◆ Goal ◆
Only the number is wanted: how many lines of the data contain "architectonic"?
## START Recorded data
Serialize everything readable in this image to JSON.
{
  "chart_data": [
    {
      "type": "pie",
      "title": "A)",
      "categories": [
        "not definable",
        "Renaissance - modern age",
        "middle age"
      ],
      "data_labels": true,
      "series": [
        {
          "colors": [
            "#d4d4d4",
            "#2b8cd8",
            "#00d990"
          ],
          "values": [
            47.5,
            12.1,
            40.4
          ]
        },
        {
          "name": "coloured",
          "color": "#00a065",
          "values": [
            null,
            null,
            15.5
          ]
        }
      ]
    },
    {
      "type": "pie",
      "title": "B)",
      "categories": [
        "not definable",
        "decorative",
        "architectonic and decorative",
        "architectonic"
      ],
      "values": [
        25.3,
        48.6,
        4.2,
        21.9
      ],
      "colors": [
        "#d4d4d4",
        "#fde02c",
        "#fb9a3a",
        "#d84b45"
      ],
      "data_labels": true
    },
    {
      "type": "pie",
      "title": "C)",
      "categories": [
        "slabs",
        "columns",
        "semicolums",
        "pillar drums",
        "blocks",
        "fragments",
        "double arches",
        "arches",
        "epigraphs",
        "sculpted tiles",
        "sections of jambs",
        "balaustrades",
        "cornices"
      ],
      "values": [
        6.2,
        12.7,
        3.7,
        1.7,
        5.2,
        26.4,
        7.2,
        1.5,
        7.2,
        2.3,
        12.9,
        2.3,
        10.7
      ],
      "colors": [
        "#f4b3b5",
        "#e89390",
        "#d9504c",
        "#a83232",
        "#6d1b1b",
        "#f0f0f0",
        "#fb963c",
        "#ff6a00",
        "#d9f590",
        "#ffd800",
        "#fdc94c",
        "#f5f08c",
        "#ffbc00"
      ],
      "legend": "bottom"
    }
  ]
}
## END Recorded data
◆ Task response ◆
2